Instructions to follow:
Make an exact copy of the entries below.

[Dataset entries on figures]

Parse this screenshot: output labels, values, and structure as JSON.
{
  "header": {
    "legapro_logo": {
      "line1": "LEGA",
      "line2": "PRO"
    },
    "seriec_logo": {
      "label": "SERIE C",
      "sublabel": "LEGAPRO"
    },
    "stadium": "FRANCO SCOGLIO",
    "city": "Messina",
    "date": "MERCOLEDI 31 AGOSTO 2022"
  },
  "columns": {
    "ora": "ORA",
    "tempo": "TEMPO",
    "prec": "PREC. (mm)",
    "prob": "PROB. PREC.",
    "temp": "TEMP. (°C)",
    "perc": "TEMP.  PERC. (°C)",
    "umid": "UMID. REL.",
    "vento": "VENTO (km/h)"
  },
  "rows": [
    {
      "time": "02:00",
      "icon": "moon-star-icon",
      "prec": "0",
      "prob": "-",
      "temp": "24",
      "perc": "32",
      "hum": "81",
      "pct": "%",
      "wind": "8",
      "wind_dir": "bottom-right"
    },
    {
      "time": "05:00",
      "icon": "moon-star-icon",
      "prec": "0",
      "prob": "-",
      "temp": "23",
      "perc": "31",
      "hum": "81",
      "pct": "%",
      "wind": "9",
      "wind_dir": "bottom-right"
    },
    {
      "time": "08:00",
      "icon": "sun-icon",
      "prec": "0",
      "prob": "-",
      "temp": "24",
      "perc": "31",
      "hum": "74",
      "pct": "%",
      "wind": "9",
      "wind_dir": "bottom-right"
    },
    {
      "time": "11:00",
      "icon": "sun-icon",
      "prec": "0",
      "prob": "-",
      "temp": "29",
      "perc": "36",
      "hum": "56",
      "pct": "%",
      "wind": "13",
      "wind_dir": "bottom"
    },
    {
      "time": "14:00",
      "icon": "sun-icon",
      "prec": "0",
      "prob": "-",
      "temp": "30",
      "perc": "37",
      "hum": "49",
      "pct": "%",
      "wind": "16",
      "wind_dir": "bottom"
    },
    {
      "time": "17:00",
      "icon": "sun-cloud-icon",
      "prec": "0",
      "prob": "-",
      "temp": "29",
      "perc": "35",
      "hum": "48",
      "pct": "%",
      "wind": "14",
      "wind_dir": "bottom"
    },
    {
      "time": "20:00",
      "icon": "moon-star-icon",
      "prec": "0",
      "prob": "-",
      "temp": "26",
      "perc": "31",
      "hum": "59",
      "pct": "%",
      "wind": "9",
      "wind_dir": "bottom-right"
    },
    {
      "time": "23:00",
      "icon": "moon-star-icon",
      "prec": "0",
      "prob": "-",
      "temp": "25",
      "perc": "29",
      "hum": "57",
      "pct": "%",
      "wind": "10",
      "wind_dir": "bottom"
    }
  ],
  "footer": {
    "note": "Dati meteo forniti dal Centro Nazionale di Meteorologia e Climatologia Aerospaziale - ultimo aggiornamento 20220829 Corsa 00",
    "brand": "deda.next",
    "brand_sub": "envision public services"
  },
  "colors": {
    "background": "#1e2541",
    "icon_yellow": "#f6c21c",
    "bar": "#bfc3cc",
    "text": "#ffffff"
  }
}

Reply:
Parse this screenshot: output labels, values, and structure as JSON.
{
  "header": {
    "legapro_logo": {
      "line1": "LEGA",
      "line2": "PRO"
    },
    "seriec_logo": {
      "label": "SERIE C",
      "sublabel": "LEGAPRO"
    },
    "stadium": "FRANCO SCOGLIO",
    "city": "Messina",
    "date": "MERCOLEDI 31 AGOSTO 2022"
  },
  "columns": {
    "ora": "ORA",
    "tempo": "TEMPO",
    "prec": "PREC. (mm)",
    "prob": "PROB. PREC.",
    "temp": "TEMP. (°C)",
    "perc": "TEMP.  PERC. (°C)",
    "umid": "UMID. REL.",
    "vento": "VENTO (km/h)"
  },
  "rows": [
    {
      "time": "02:00",
      "icon": "moon-star-icon",
      "prec": "0",
      "prob": "-",
      "temp": "24",
      "perc": "32",
      "hum": "81",
      "pct": "%",
      "wind": "8",
      "wind_dir": "bottom-right"
    },
    {
      "time": "05:00",
      "icon": "moon-star-icon",
      "prec": "0",
      "prob": "-",
      "temp": "23",
      "perc": "31",
      "hum": "81",
      "pct": "%",
      "wind": "9",
      "wind_dir": "bottom-right"
    },
    {
      "time": "08:00",
      "icon": "sun-icon",
      "prec": "0",
      "prob": "-",
      "temp": "24",
      "perc": "31",
      "hum": "74",
      "pct": "%",
      "wind": "9",
      "wind_dir": "bottom-right"
    },
    {
      "time": "11:00",
      "icon": "sun-icon",
      "prec": "0",
      "prob": "-",
      "temp": "29",
      "perc": "36",
      "hum": "56",
      "pct": "%",
      "wind": "13",
      "wind_dir": "bottom"
    },
    {
      "time": "14:00",
      "icon": "sun-icon",
      "prec": "0",
      "prob": "-",
      "temp": "30",
      "perc": "37",
      "hum": "49",
      "pct": "%",
      "wind": "16",
      "wind_dir": "bottom"
    },
    {
      "time": "17:00",
      "icon": "sun-cloud-icon",
      "prec": "0",
      "prob": "-",
      "temp": "29",
      "perc": "35",
      "hum": "48",
      "pct": "%",
      "wind": "14",
      "wind_dir": "bottom"
    },
    {
      "time": "20:00",
      "icon": "moon-star-icon",
      "prec": "0",
      "prob": "-",
      "temp": "26",
      "perc": "31",
      "hum": "59",
      "pct": "%",
      "wind": "9",
      "wind_dir": "bottom-right"
    },
    {
      "time": "23:00",
      "icon": "moon-star-icon",
      "prec": "0",
      "prob": "-",
      "temp": "25",
      "perc": "29",
      "hum": "57",
      "pct": "%",
      "wind": "10",
      "wind_dir": "bottom"
    }
  ],
  "footer": {
    "note": "Dati meteo forniti dal Centro Nazionale di Meteorologia e Climatologia Aerospaziale - ultimo aggiornamento 20220829 Corsa 00",
    "brand": "deda.next",
    "brand_sub": "envision public services"
  },
  "colors": {
    "background": "#1e2541",
    "icon_yellow": "#f6c21c",
    "bar": "#bfc3cc",
    "text": "#ffffff"
  }
}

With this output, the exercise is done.